Saved data entries:
┌──

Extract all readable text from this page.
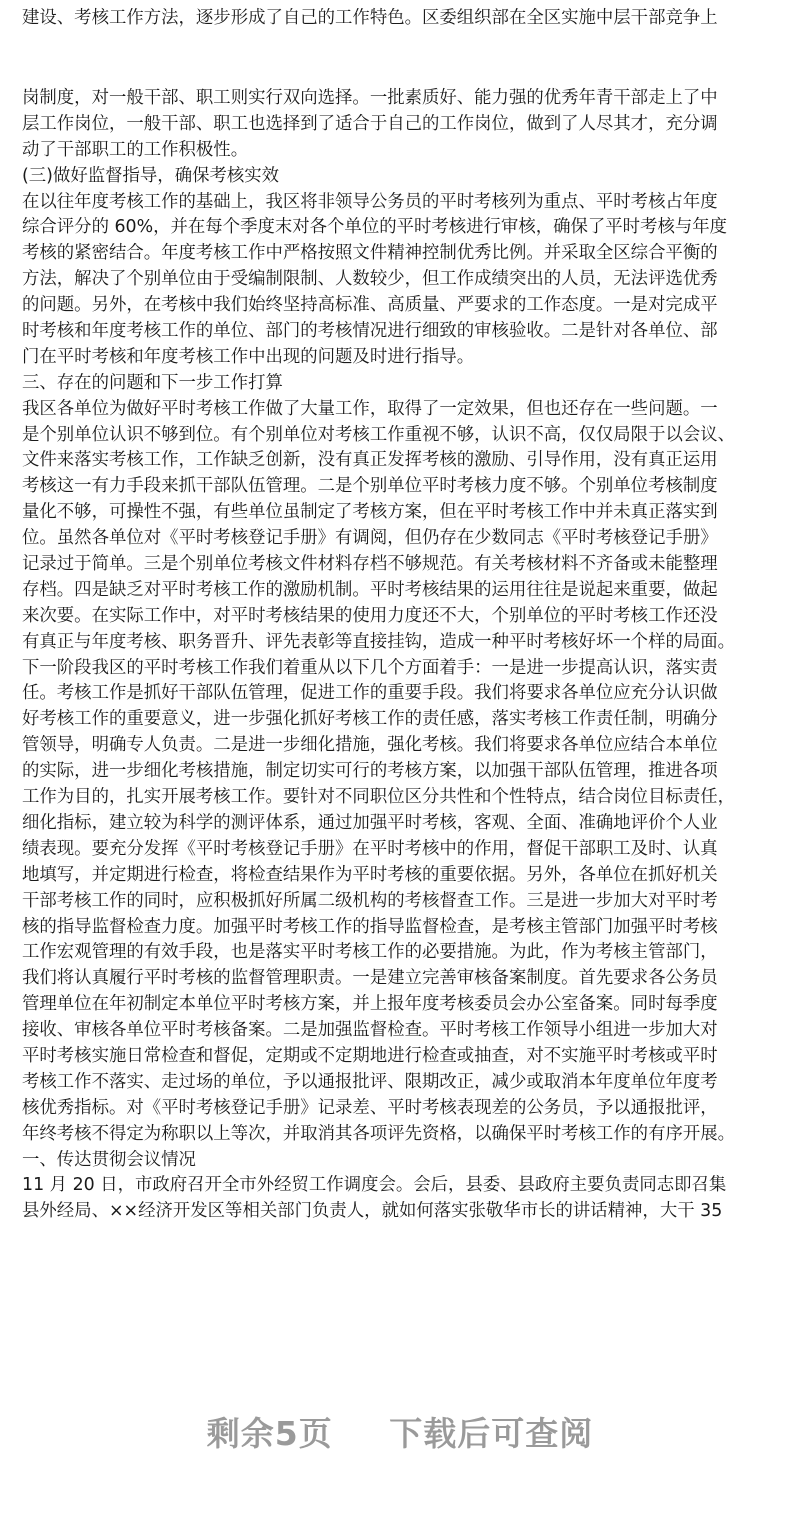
建设、考核工作方法，逐步形成了自己的工作特色。区委组织部在全区实施中层干部竞争上
岗制度，对一般干部、职工则实行双向选择。一批素质好、能力强的优秀年青干部走上了中
层工作岗位，一般干部、职工也选择到了适合于自己的工作岗位，做到了人尽其才，充分调
动了干部职工的工作积极性。
(三)做好监督指导，确保考核实效
在以往年度考核工作的基础上，我区将非领导公务员的平时考核列为重点、平时考核占年度
综合评分的 60%，并在每个季度末对各个单位的平时考核进行审核，确保了平时考核与年度
考核的紧密结合。年度考核工作中严格按照文件精神控制优秀比例。并采取全区综合平衡的
方法，解决了个别单位由于受编制限制、人数较少，但工作成绩突出的人员，无法评选优秀
的问题。另外，在考核中我们始终坚持高标准、高质量、严要求的工作态度。一是对完成平
时考核和年度考核工作的单位、部门的考核情况进行细致的审核验收。二是针对各单位、部
门在平时考核和年度考核工作中出现的问题及时进行指导。
三、存在的问题和下一步工作打算
我区各单位为做好平时考核工作做了大量工作，取得了一定效果，但也还存在一些问题。一
是个别单位认识不够到位。有个别单位对考核工作重视不够，认识不高，仅仅局限于以会议、
文件来落实考核工作，工作缺乏创新，没有真正发挥考核的激励、引导作用，没有真正运用
考核这一有力手段来抓干部队伍管理。二是个别单位平时考核力度不够。个别单位考核制度
量化不够，可操性不强，有些单位虽制定了考核方案，但在平时考核工作中并未真正落实到
位。虽然各单位对《平时考核登记手册》有调阅，但仍存在少数同志《平时考核登记手册》
记录过于简单。三是个别单位考核文件材料存档不够规范。有关考核材料不齐备或未能整理
存档。四是缺乏对平时考核工作的激励机制。平时考核结果的运用往往是说起来重要，做起
来次要。在实际工作中，对平时考核结果的使用力度还不大，个别单位的平时考核工作还没
有真正与年度考核、职务晋升、评先表彰等直接挂钩，造成一种平时考核好坏一个样的局面。
下一阶段我区的平时考核工作我们着重从以下几个方面着手：一是进一步提高认识，落实责
任。考核工作是抓好干部队伍管理，促进工作的重要手段。我们将要求各单位应充分认识做
好考核工作的重要意义，进一步强化抓好考核工作的责任感，落实考核工作责任制，明确分
管领导，明确专人负责。二是进一步细化措施，强化考核。我们将要求各单位应结合本单位
的实际，进一步细化考核措施，制定切实可行的考核方案，以加强干部队伍管理，推进各项
工作为目的，扎实开展考核工作。要针对不同职位区分共性和个性特点，结合岗位目标责任，
细化指标，建立较为科学的测评体系，通过加强平时考核，客观、全面、准确地评价个人业
绩表现。要充分发挥《平时考核登记手册》在平时考核中的作用，督促干部职工及时、认真
地填写，并定期进行检查，将检查结果作为平时考核的重要依据。另外，各单位在抓好机关
干部考核工作的同时，应积极抓好所属二级机构的考核督查工作。三是进一步加大对平时考
核的指导监督检查力度。加强平时考核工作的指导监督检查，是考核主管部门加强平时考核
工作宏观管理的有效手段，也是落实平时考核工作的必要措施。为此，作为考核主管部门，
我们将认真履行平时考核的监督管理职责。一是建立完善审核备案制度。首先要求各公务员
管理单位在年初制定本单位平时考核方案，并上报年度考核委员会办公室备案。同时每季度
接收、审核各单位平时考核备案。二是加强监督检查。平时考核工作领导小组进一步加大对
平时考核实施日常检查和督促，定期或不定期地进行检查或抽查，对不实施平时考核或平时
考核工作不落实、走过场的单位，予以通报批评、限期改正，减少或取消本年度单位年度考
核优秀指标。对《平时考核登记手册》记录差、平时考核表现差的公务员，予以通报批评，
年终考核不得定为称职以上等次，并取消其各项评先资格，以确保平时考核工作的有序开展。
一、传达贯彻会议情况
11 月 20 日，市政府召开全市外经贸工作调度会。会后，县委、县政府主要负责同志即召集
县外经局、××经济开发区等相关部门负责人，就如何落实张敬华市长的讲话精神，大干 35
剩余5页 下载后可查阅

└──

Your instructions — Nothing in the entries above should change when they are printed again, except that the pictures are dropped.

Answer below —
Extract all readable text from this page.
建设、考核工作方法，逐步形成了自己的工作特色。区委组织部在全区实施中层干部竞争上
岗制度，对一般干部、职工则实行双向选择。一批素质好、能力强的优秀年青干部走上了中
层工作岗位，一般干部、职工也选择到了适合于自己的工作岗位，做到了人尽其才，充分调
动了干部职工的工作积极性。
(三)做好监督指导，确保考核实效
在以往年度考核工作的基础上，我区将非领导公务员的平时考核列为重点、平时考核占年度
综合评分的 60%，并在每个季度末对各个单位的平时考核进行审核，确保了平时考核与年度
考核的紧密结合。年度考核工作中严格按照文件精神控制优秀比例。并采取全区综合平衡的
方法，解决了个别单位由于受编制限制、人数较少，但工作成绩突出的人员，无法评选优秀
的问题。另外，在考核中我们始终坚持高标准、高质量、严要求的工作态度。一是对完成平
时考核和年度考核工作的单位、部门的考核情况进行细致的审核验收。二是针对各单位、部
门在平时考核和年度考核工作中出现的问题及时进行指导。
三、存在的问题和下一步工作打算
我区各单位为做好平时考核工作做了大量工作，取得了一定效果，但也还存在一些问题。一
是个别单位认识不够到位。有个别单位对考核工作重视不够，认识不高，仅仅局限于以会议、
文件来落实考核工作，工作缺乏创新，没有真正发挥考核的激励、引导作用，没有真正运用
考核这一有力手段来抓干部队伍管理。二是个别单位平时考核力度不够。个别单位考核制度
量化不够，可操性不强，有些单位虽制定了考核方案，但在平时考核工作中并未真正落实到
位。虽然各单位对《平时考核登记手册》有调阅，但仍存在少数同志《平时考核登记手册》
记录过于简单。三是个别单位考核文件材料存档不够规范。有关考核材料不齐备或未能整理
存档。四是缺乏对平时考核工作的激励机制。平时考核结果的运用往往是说起来重要，做起
来次要。在实际工作中，对平时考核结果的使用力度还不大，个别单位的平时考核工作还没
有真正与年度考核、职务晋升、评先表彰等直接挂钩，造成一种平时考核好坏一个样的局面。
下一阶段我区的平时考核工作我们着重从以下几个方面着手：一是进一步提高认识，落实责
任。考核工作是抓好干部队伍管理，促进工作的重要手段。我们将要求各单位应充分认识做
好考核工作的重要意义，进一步强化抓好考核工作的责任感，落实考核工作责任制，明确分
管领导，明确专人负责。二是进一步细化措施，强化考核。我们将要求各单位应结合本单位
的实际，进一步细化考核措施，制定切实可行的考核方案，以加强干部队伍管理，推进各项
工作为目的，扎实开展考核工作。要针对不同职位区分共性和个性特点，结合岗位目标责任，
细化指标，建立较为科学的测评体系，通过加强平时考核，客观、全面、准确地评价个人业
绩表现。要充分发挥《平时考核登记手册》在平时考核中的作用，督促干部职工及时、认真
地填写，并定期进行检查，将检查结果作为平时考核的重要依据。另外，各单位在抓好机关
干部考核工作的同时，应积极抓好所属二级机构的考核督查工作。三是进一步加大对平时考
核的指导监督检查力度。加强平时考核工作的指导监督检查，是考核主管部门加强平时考核
工作宏观管理的有效手段，也是落实平时考核工作的必要措施。为此，作为考核主管部门，
我们将认真履行平时考核的监督管理职责。一是建立完善审核备案制度。首先要求各公务员
管理单位在年初制定本单位平时考核方案，并上报年度考核委员会办公室备案。同时每季度
接收、审核各单位平时考核备案。二是加强监督检查。平时考核工作领导小组进一步加大对
平时考核实施日常检查和督促，定期或不定期地进行检查或抽查，对不实施平时考核或平时
考核工作不落实、走过场的单位，予以通报批评、限期改正，减少或取消本年度单位年度考
核优秀指标。对《平时考核登记手册》记录差、平时考核表现差的公务员，予以通报批评，
年终考核不得定为称职以上等次，并取消其各项评先资格，以确保平时考核工作的有序开展。
一、传达贯彻会议情况
11 月 20 日，市政府召开全市外经贸工作调度会。会后，县委、县政府主要负责同志即召集
县外经局、××经济开发区等相关部门负责人，就如何落实张敬华市长的讲话精神，大干 35
剩余5页 下载后可查阅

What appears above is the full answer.